What this task involves: Your task is to print every entry below exactly as given.

───── Records supplied ─────

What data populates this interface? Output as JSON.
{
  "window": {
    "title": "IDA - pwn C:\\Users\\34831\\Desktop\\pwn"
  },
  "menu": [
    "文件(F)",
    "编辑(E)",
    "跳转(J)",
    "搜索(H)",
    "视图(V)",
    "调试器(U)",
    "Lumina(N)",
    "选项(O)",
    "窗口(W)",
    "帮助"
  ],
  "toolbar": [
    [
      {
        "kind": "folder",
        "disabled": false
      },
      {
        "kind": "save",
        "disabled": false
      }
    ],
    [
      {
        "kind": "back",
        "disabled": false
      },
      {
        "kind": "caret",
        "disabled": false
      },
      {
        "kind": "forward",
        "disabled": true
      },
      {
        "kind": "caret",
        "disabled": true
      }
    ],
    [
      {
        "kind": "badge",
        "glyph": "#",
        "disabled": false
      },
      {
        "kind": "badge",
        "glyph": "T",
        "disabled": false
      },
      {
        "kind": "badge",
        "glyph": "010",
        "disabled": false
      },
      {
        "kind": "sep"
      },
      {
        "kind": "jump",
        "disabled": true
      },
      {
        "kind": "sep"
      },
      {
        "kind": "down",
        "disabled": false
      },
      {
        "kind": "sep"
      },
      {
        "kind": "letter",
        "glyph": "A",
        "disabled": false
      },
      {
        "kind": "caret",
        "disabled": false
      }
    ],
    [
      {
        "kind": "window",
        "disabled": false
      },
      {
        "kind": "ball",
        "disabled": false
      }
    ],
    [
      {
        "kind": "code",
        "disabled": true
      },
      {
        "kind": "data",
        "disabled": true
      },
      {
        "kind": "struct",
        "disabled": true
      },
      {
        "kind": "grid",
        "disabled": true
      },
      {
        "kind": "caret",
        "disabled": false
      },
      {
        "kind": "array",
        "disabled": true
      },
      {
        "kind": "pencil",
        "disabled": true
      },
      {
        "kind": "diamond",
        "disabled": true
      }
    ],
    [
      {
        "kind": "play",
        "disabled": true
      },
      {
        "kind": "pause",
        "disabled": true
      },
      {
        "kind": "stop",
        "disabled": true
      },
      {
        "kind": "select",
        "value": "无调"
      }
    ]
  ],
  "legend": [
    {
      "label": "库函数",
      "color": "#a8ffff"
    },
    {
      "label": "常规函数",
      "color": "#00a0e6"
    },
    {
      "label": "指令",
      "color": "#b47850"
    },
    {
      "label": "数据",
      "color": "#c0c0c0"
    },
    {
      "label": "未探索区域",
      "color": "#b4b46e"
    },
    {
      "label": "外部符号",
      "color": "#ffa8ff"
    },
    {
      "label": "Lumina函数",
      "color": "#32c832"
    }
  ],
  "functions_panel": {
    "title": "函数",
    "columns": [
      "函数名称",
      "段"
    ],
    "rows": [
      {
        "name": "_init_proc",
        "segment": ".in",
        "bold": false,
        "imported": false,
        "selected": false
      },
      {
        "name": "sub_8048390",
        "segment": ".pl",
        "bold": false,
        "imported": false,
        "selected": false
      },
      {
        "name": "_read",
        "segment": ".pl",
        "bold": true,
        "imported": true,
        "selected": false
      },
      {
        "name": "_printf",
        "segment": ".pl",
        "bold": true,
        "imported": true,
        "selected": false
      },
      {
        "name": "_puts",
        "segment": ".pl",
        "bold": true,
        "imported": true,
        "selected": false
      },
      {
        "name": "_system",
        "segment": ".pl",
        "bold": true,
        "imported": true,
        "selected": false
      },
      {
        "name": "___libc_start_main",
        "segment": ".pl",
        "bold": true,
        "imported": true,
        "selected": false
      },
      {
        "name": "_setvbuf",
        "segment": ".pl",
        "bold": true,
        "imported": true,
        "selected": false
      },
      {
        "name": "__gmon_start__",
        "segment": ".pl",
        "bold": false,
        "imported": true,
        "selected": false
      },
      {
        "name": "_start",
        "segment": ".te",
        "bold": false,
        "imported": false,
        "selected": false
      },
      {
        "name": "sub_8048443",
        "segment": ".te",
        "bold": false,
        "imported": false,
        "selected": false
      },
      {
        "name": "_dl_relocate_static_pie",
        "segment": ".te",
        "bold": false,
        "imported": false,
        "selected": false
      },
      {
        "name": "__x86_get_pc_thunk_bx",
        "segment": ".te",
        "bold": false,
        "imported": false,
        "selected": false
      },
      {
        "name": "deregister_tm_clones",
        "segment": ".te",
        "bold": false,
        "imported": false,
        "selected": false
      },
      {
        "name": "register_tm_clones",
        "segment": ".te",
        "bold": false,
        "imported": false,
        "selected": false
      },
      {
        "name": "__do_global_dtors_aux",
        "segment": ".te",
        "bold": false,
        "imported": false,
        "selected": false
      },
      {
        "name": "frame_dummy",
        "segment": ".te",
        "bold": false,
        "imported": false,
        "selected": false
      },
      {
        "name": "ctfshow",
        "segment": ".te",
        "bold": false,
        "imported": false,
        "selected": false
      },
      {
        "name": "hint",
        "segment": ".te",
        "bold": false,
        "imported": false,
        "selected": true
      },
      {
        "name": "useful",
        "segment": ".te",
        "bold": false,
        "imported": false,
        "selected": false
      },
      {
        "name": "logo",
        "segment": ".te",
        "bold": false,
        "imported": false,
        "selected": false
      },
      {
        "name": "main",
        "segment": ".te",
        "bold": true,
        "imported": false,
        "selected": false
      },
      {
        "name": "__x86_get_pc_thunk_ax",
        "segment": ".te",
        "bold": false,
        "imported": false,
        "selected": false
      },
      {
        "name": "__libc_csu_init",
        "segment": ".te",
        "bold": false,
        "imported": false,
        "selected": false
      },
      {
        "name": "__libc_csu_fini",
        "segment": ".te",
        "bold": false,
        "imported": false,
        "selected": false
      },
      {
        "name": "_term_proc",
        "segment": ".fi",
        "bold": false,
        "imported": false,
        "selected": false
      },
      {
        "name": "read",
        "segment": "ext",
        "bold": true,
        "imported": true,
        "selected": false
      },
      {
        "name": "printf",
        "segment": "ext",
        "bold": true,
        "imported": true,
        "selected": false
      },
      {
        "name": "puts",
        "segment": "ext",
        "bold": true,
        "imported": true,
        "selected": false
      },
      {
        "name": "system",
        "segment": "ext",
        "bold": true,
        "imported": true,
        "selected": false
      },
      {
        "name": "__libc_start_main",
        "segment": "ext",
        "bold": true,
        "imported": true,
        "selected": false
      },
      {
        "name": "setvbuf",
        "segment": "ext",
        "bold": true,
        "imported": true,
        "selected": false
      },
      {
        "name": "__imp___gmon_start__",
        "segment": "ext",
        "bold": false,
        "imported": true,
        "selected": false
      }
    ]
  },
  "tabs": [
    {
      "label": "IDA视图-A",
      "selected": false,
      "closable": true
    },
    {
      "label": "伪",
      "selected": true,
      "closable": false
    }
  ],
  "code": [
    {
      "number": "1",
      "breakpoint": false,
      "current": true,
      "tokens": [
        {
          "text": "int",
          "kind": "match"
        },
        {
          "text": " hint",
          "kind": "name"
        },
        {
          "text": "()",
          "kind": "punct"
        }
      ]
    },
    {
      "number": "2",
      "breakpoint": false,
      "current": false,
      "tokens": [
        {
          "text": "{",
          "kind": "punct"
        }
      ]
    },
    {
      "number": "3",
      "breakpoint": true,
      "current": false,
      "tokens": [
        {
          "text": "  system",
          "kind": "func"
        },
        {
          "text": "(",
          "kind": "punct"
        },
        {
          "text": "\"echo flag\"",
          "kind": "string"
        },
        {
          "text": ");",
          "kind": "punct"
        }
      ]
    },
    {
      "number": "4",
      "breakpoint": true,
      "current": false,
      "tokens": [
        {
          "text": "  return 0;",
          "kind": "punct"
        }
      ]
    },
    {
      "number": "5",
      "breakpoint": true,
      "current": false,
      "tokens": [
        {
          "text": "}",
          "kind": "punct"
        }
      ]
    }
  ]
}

─────

Answer to this exercise:
What data populates this interface? Output as JSON.
{
  "window": {
    "title": "IDA - pwn C:\\Users\\34831\\Desktop\\pwn"
  },
  "menu": [
    "文件(F)",
    "编辑(E)",
    "跳转(J)",
    "搜索(H)",
    "视图(V)",
    "调试器(U)",
    "Lumina(N)",
    "选项(O)",
    "窗口(W)",
    "帮助"
  ],
  "toolbar": [
    [
      {
        "kind": "folder",
        "disabled": false
      },
      {
        "kind": "save",
        "disabled": false
      }
    ],
    [
      {
        "kind": "back",
        "disabled": false
      },
      {
        "kind": "caret",
        "disabled": false
      },
      {
        "kind": "forward",
        "disabled": true
      },
      {
        "kind": "caret",
        "disabled": true
      }
    ],
    [
      {
        "kind": "badge",
        "glyph": "#",
        "disabled": false
      },
      {
        "kind": "badge",
        "glyph": "T",
        "disabled": false
      },
      {
        "kind": "badge",
        "glyph": "010",
        "disabled": false
      },
      {
        "kind": "sep"
      },
      {
        "kind": "jump",
        "disabled": true
      },
      {
        "kind": "sep"
      },
      {
        "kind": "down",
        "disabled": false
      },
      {
        "kind": "sep"
      },
      {
        "kind": "letter",
        "glyph": "A",
        "disabled": false
      },
      {
        "kind": "caret",
        "disabled": false
      }
    ],
    [
      {
        "kind": "window",
        "disabled": false
      },
      {
        "kind": "ball",
        "disabled": false
      }
    ],
    [
      {
        "kind": "code",
        "disabled": true
      },
      {
        "kind": "data",
        "disabled": true
      },
      {
        "kind": "struct",
        "disabled": true
      },
      {
        "kind": "grid",
        "disabled": true
      },
      {
        "kind": "caret",
        "disabled": false
      },
      {
        "kind": "array",
        "disabled": true
      },
      {
        "kind": "pencil",
        "disabled": true
      },
      {
        "kind": "diamond",
        "disabled": true
      }
    ],
    [
      {
        "kind": "play",
        "disabled": true
      },
      {
        "kind": "pause",
        "disabled": true
      },
      {
        "kind": "stop",
        "disabled": true
      },
      {
        "kind": "select",
        "value": "无调"
      }
    ]
  ],
  "legend": [
    {
      "label": "库函数",
      "color": "#a8ffff"
    },
    {
      "label": "常规函数",
      "color": "#00a0e6"
    },
    {
      "label": "指令",
      "color": "#b47850"
    },
    {
      "label": "数据",
      "color": "#c0c0c0"
    },
    {
      "label": "未探索区域",
      "color": "#b4b46e"
    },
    {
      "label": "外部符号",
      "color": "#ffa8ff"
    },
    {
      "label": "Lumina函数",
      "color": "#32c832"
    }
  ],
  "functions_panel": {
    "title": "函数",
    "columns": [
      "函数名称",
      "段"
    ],
    "rows": [
      {
        "name": "_init_proc",
        "segment": ".in",
        "bold": false,
        "imported": false,
        "selected": false
      },
      {
        "name": "sub_8048390",
        "segment": ".pl",
        "bold": false,
        "imported": false,
        "selected": false
      },
      {
        "name": "_read",
        "segment": ".pl",
        "bold": true,
        "imported": true,
        "selected": false
      },
      {
        "name": "_printf",
        "segment": ".pl",
        "bold": true,
        "imported": true,
        "selected": false
      },
      {
        "name": "_puts",
        "segment": ".pl",
        "bold": true,
        "imported": true,
        "selected": false
      },
      {
        "name": "_system",
        "segment": ".pl",
        "bold": true,
        "imported": true,
        "selected": false
      },
      {
        "name": "___libc_start_main",
        "segment": ".pl",
        "bold": true,
        "imported": true,
        "selected": false
      },
      {
        "name": "_setvbuf",
        "segment": ".pl",
        "bold": true,
        "imported": true,
        "selected": false
      },
      {
        "name": "__gmon_start__",
        "segment": ".pl",
        "bold": false,
        "imported": true,
        "selected": false
      },
      {
        "name": "_start",
        "segment": ".te",
        "bold": false,
        "imported": false,
        "selected": false
      },
      {
        "name": "sub_8048443",
        "segment": ".te",
        "bold": false,
        "imported": false,
        "selected": false
      },
      {
        "name": "_dl_relocate_static_pie",
        "segment": ".te",
        "bold": false,
        "imported": false,
        "selected": false
      },
      {
        "name": "__x86_get_pc_thunk_bx",
        "segment": ".te",
        "bold": false,
        "imported": false,
        "selected": false
      },
      {
        "name": "deregister_tm_clones",
        "segment": ".te",
        "bold": false,
        "imported": false,
        "selected": false
      },
      {
        "name": "register_tm_clones",
        "segment": ".te",
        "bold": false,
        "imported": false,
        "selected": false
      },
      {
        "name": "__do_global_dtors_aux",
        "segment": ".te",
        "bold": false,
        "imported": false,
        "selected": false
      },
      {
        "name": "frame_dummy",
        "segment": ".te",
        "bold": false,
        "imported": false,
        "selected": false
      },
      {
        "name": "ctfshow",
        "segment": ".te",
        "bold": false,
        "imported": false,
        "selected": false
      },
      {
        "name": "hint",
        "segment": ".te",
        "bold": false,
        "imported": false,
        "selected": true
      },
      {
        "name": "useful",
        "segment": ".te",
        "bold": false,
        "imported": false,
        "selected": false
      },
      {
        "name": "logo",
        "segment": ".te",
        "bold": false,
        "imported": false,
        "selected": false
      },
      {
        "name": "main",
        "segment": ".te",
        "bold": true,
        "imported": false,
        "selected": false
      },
      {
        "name": "__x86_get_pc_thunk_ax",
        "segment": ".te",
        "bold": false,
        "imported": false,
        "selected": false
      },
      {
        "name": "__libc_csu_init",
        "segment": ".te",
        "bold": false,
        "imported": false,
        "selected": false
      },
      {
        "name": "__libc_csu_fini",
        "segment": ".te",
        "bold": false,
        "imported": false,
        "selected": false
      },
      {
        "name": "_term_proc",
        "segment": ".fi",
        "bold": false,
        "imported": false,
        "selected": false
      },
      {
        "name": "read",
        "segment": "ext",
        "bold": true,
        "imported": true,
        "selected": false
      },
      {
        "name": "printf",
        "segment": "ext",
        "bold": true,
        "imported": true,
        "selected": false
      },
      {
        "name": "puts",
        "segment": "ext",
        "bold": true,
        "imported": true,
        "selected": false
      },
      {
        "name": "system",
        "segment": "ext",
        "bold": true,
        "imported": true,
        "selected": false
      },
      {
        "name": "__libc_start_main",
        "segment": "ext",
        "bold": true,
        "imported": true,
        "selected": false
      },
      {
        "name": "setvbuf",
        "segment": "ext",
        "bold": true,
        "imported": true,
        "selected": false
      },
      {
        "name": "__imp___gmon_start__",
        "segment": "ext",
        "bold": false,
        "imported": true,
        "selected": false
      }
    ]
  },
  "tabs": [
    {
      "label": "IDA视图-A",
      "selected": false,
      "closable": true
    },
    {
      "label": "伪",
      "selected": true,
      "closable": false
    }
  ],
  "code": [
    {
      "number": "1",
      "breakpoint": false,
      "current": true,
      "tokens": [
        {
          "text": "int",
          "kind": "match"
        },
        {
          "text": " hint",
          "kind": "name"
        },
        {
          "text": "()",
          "kind": "punct"
        }
      ]
    },
    {
      "number": "2",
      "breakpoint": false,
      "current": false,
      "tokens": [
        {
          "text": "{",
          "kind": "punct"
        }
      ]
    },
    {
      "number": "3",
      "breakpoint": true,
      "current": false,
      "tokens": [
        {
          "text": "  system",
          "kind": "func"
        },
        {
          "text": "(",
          "kind": "punct"
        },
        {
          "text": "\"echo flag\"",
          "kind": "string"
        },
        {
          "text": ");",
          "kind": "punct"
        }
      ]
    },
    {
      "number": "4",
      "breakpoint": true,
      "current": false,
      "tokens": [
        {
          "text": "  return 0;",
          "kind": "punct"
        }
      ]
    },
    {
      "number": "5",
      "breakpoint": true,
      "current": false,
      "tokens": [
        {
          "text": "}",
          "kind": "punct"
        }
      ]
    }
  ]
}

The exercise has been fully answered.